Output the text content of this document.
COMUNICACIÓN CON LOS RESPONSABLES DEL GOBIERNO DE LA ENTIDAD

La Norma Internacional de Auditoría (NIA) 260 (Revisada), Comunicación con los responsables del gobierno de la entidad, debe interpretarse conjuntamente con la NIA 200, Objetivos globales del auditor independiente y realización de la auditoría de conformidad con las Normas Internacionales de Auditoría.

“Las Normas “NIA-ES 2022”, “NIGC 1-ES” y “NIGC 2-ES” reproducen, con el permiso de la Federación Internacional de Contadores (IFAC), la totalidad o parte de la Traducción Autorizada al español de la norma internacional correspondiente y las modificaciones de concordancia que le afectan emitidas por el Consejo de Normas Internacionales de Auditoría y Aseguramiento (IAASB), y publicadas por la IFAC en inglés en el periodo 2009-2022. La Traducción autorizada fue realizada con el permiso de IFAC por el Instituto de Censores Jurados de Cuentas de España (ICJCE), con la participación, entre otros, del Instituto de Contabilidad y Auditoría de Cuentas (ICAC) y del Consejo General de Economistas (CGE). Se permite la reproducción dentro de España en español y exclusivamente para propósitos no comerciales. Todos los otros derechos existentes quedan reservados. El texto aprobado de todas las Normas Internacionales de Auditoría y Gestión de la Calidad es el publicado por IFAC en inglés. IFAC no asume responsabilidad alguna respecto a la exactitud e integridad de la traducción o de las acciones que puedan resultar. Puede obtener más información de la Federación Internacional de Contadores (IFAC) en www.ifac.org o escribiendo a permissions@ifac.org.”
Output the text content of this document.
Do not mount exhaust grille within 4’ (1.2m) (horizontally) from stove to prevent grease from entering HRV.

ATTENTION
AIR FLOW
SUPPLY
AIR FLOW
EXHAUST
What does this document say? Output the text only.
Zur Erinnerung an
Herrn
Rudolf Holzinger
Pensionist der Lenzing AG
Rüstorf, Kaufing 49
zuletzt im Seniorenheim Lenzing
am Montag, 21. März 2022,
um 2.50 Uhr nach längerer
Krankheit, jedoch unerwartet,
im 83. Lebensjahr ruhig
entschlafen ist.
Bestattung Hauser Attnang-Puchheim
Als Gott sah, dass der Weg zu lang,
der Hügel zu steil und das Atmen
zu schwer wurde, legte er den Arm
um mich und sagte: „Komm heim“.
⁂
#### [Directions for this task]
Take the line holding "What does this" and all lines after it through the end of the data, and set them down exactly.

#### [Exercise answer]
What does this document say? Output the text only.
Zur Erinnerung an
Herrn
Rudolf Holzinger
Pensionist der Lenzing AG
Rüstorf, Kaufing 49
zuletzt im Seniorenheim Lenzing
am Montag, 21. März 2022,
um 2.50 Uhr nach längerer
Krankheit, jedoch unerwartet,
im 83. Lebensjahr ruhig
entschlafen ist.
Bestattung Hauser Attnang-Puchheim
Als Gott sah, dass der Weg zu lang,
der Hügel zu steil und das Atmen
zu schwer wurde, legte er den Arm
um mich und sagte: „Komm heim“.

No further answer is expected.